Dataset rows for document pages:
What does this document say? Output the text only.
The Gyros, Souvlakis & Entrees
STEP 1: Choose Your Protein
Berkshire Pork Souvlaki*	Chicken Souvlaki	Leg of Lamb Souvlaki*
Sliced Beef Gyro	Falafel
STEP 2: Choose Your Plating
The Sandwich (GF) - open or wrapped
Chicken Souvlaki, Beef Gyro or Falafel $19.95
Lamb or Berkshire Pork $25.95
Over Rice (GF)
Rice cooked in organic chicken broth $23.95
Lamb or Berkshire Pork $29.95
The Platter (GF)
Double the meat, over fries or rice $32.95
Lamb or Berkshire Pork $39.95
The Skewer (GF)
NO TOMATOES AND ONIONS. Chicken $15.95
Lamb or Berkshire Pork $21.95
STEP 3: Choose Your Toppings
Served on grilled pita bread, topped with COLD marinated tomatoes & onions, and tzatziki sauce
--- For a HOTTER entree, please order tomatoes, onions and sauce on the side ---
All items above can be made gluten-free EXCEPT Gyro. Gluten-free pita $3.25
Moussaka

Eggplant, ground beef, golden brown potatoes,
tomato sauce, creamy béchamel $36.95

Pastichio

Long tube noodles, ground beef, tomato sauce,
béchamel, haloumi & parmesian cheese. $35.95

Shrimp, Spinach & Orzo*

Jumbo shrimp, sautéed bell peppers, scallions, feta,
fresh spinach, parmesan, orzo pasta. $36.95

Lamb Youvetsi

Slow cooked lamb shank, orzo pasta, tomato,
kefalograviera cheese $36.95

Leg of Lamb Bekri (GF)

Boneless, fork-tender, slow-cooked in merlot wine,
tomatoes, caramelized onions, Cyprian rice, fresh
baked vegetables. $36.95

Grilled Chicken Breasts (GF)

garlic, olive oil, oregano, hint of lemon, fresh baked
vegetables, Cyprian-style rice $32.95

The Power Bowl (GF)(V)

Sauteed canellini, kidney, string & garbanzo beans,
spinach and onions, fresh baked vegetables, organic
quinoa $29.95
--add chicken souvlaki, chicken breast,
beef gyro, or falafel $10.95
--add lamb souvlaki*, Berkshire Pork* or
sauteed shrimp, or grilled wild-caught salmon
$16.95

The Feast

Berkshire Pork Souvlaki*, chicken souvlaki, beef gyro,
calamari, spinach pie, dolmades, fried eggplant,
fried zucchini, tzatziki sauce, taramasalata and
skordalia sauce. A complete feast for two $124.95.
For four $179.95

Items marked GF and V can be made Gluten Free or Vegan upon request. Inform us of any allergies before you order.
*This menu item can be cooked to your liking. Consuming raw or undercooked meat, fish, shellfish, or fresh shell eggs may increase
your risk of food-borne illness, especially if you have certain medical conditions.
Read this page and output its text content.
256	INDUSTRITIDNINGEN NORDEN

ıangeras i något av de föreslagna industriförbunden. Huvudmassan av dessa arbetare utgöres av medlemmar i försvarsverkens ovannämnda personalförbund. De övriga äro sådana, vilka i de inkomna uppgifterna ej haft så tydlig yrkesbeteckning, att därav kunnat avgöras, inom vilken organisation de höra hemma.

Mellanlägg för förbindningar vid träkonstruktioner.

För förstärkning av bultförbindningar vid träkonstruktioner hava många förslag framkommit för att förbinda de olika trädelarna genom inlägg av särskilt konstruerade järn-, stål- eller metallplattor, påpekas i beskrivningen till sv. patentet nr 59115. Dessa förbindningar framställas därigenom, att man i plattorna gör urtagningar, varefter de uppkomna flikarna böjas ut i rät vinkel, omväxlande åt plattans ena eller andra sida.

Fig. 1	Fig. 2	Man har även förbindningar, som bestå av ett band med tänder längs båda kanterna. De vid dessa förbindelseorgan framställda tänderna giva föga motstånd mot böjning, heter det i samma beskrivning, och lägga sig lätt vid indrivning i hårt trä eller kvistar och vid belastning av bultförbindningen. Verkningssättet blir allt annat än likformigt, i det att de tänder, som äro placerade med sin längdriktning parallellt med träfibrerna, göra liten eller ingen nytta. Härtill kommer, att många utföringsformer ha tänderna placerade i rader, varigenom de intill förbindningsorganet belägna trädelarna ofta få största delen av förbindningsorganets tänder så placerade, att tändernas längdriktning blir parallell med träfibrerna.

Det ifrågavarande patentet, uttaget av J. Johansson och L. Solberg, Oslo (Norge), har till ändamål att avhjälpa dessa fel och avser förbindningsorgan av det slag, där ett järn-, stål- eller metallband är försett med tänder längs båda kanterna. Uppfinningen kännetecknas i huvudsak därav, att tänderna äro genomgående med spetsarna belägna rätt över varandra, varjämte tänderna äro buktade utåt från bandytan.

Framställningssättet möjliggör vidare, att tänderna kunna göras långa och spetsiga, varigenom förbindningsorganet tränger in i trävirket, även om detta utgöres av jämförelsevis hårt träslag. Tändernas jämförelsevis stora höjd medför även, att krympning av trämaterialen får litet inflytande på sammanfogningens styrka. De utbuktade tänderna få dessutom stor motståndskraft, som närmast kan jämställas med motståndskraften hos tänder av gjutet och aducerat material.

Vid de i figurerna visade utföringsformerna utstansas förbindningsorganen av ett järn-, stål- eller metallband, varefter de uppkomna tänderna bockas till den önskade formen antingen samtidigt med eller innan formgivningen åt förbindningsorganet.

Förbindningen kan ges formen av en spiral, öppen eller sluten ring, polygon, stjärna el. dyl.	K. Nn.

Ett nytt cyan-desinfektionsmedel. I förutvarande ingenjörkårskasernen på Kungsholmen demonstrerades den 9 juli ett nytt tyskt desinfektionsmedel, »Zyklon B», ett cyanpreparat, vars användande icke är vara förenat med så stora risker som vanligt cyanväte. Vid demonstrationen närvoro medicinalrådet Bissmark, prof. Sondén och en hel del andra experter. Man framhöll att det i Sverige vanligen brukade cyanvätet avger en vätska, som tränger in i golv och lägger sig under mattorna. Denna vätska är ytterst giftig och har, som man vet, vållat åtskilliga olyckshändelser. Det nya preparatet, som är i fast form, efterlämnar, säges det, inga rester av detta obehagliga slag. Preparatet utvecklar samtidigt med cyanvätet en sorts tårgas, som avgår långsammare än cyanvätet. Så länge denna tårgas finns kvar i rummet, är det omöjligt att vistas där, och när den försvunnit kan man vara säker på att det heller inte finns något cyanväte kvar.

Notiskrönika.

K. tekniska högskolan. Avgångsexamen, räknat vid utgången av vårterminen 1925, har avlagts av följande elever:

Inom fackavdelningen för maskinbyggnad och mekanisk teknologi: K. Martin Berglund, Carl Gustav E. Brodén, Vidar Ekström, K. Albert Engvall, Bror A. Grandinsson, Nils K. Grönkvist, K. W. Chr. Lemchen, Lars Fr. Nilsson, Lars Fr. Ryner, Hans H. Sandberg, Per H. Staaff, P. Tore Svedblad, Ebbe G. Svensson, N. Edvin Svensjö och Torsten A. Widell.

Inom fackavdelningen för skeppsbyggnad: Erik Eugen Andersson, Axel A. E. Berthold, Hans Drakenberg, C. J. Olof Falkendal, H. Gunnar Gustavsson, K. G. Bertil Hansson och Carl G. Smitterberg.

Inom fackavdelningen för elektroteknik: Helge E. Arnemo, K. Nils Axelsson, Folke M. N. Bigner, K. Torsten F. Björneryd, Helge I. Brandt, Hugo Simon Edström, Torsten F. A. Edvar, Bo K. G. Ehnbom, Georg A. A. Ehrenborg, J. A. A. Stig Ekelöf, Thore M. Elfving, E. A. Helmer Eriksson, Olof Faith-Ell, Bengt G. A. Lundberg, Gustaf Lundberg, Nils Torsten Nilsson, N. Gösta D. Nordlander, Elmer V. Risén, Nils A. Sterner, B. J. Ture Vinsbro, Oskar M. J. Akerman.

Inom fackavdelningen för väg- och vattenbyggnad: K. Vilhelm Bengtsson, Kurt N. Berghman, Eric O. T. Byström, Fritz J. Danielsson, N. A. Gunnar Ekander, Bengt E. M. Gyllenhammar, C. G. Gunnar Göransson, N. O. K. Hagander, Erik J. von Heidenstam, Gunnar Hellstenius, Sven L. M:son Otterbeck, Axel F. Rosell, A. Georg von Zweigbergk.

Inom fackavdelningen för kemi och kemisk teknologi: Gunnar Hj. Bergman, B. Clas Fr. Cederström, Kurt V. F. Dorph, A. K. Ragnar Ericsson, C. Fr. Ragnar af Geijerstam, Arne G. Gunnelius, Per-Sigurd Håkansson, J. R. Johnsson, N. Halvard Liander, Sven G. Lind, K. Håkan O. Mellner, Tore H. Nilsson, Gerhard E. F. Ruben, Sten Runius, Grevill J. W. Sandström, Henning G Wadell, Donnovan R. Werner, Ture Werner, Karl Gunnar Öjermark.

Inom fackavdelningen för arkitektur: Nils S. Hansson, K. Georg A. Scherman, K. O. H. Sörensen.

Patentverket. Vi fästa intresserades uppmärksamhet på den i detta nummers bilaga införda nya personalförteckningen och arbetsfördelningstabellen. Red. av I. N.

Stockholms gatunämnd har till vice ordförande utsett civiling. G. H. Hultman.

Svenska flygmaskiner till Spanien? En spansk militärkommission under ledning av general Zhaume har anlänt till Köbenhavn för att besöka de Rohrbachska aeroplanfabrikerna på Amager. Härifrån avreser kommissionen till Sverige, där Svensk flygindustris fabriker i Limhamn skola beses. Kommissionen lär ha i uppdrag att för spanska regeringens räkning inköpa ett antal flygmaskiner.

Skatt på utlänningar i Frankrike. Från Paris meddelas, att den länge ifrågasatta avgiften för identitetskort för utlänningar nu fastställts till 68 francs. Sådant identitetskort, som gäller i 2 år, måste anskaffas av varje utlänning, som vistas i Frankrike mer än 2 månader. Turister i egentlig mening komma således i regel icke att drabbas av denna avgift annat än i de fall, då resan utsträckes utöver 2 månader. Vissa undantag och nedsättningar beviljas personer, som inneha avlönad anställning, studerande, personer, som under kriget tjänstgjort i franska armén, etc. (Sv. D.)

**ABOUT THIS TASK:** Count the lines of these entries that hold the string "Pork", and give only that number.

**ANSWER BELOW:** 7